■ STATED EXERCISE:
Resume the news article on the South African National Energy Crisis Committee's progress report, continuing from its final sentence.

■ TEXT SECTION:
^^^^
South Africa: Energy Crisis Committee releases progress report

General

PRETORIA, The South African Government has announced a series of interventions aimed at solving the country’s worsening power crisis and easing the ongoing load shedding.

Through the Presidency, the National Energy Crisis Committee (NECOM) on Saturday released a six-month update on progress in the implementation of the Energy Action Plan.

Among these are Eskom’s programme to buy power from companies with available generation capacity through a standard offer.

“The first contracts are expected to be signed in the coming weeks,” the Presidency said in a statement.

Another intervention contained in the document will see government departments cutting red tape and streamlining regulatory processes for energy projects. This will include reducing the timeframe for environmental authorisations and registration, while negotiations are underway to secure a potential 1,000 MW from neighbouring countries starting this year.

“The declining energy availability factor of Eskom’s fleet reflects the cumulative impact of historical underinvestment in maintenance and assets, exacerbated by flaws in the design of new power stations in the last decade,” the NECOM said.
^^^^
■ DATASET EXTRACT:
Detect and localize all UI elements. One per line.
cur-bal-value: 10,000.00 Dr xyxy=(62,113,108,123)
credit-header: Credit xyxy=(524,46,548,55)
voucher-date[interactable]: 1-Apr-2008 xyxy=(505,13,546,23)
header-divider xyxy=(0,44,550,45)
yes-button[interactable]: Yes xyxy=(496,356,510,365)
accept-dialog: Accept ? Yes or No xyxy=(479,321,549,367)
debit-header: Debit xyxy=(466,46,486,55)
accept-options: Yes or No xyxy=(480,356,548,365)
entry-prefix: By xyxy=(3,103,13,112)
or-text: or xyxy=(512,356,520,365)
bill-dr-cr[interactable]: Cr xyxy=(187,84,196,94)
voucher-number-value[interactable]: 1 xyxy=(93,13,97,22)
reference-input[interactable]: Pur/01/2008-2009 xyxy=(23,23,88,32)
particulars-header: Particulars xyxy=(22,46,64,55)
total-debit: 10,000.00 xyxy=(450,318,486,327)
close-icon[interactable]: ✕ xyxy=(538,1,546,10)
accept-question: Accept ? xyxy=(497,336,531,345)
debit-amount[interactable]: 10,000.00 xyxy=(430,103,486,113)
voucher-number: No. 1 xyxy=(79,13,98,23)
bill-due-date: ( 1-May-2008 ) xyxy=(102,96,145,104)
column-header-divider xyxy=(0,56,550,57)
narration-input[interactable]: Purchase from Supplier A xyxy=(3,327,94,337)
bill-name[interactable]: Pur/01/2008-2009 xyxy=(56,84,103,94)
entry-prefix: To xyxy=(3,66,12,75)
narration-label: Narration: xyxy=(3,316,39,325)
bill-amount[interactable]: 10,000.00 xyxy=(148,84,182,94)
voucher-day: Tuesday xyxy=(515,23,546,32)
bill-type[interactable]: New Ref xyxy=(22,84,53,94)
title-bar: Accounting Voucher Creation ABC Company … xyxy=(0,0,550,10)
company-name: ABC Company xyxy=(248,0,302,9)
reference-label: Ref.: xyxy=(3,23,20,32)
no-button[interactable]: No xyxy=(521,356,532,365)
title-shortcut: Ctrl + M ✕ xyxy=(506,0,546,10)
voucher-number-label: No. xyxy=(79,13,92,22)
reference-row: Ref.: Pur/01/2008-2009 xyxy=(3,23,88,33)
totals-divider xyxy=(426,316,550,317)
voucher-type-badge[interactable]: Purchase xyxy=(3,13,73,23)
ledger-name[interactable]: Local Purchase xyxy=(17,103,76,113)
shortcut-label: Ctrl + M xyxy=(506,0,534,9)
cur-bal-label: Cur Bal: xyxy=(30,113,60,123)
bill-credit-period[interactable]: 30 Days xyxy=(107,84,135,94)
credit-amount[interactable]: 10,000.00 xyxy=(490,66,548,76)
^^^^
■ THE RESULT:
To respond to the severe impact of load shedding on households, small businesses and the economy as a whole, President Cyril Ramaphosa announced measures in 2022 to improve the performance of existing power stations and add new generation capacity.

The NECOM, a body run by the President’s Office, was established to coordinate government’s response and ensure swift implementation of the plan.

Ramaphosa convened a special meeting over load shedding as Eskom implemented extended Stage 6 load shedding. He cancelled his travel plans to Davos, Switzerland, in order to deal with the crisis.

According to the Presidency, the Head of State has also engaged with a wide range of stakeholders and leaders to ensure a collective response to this national challenge.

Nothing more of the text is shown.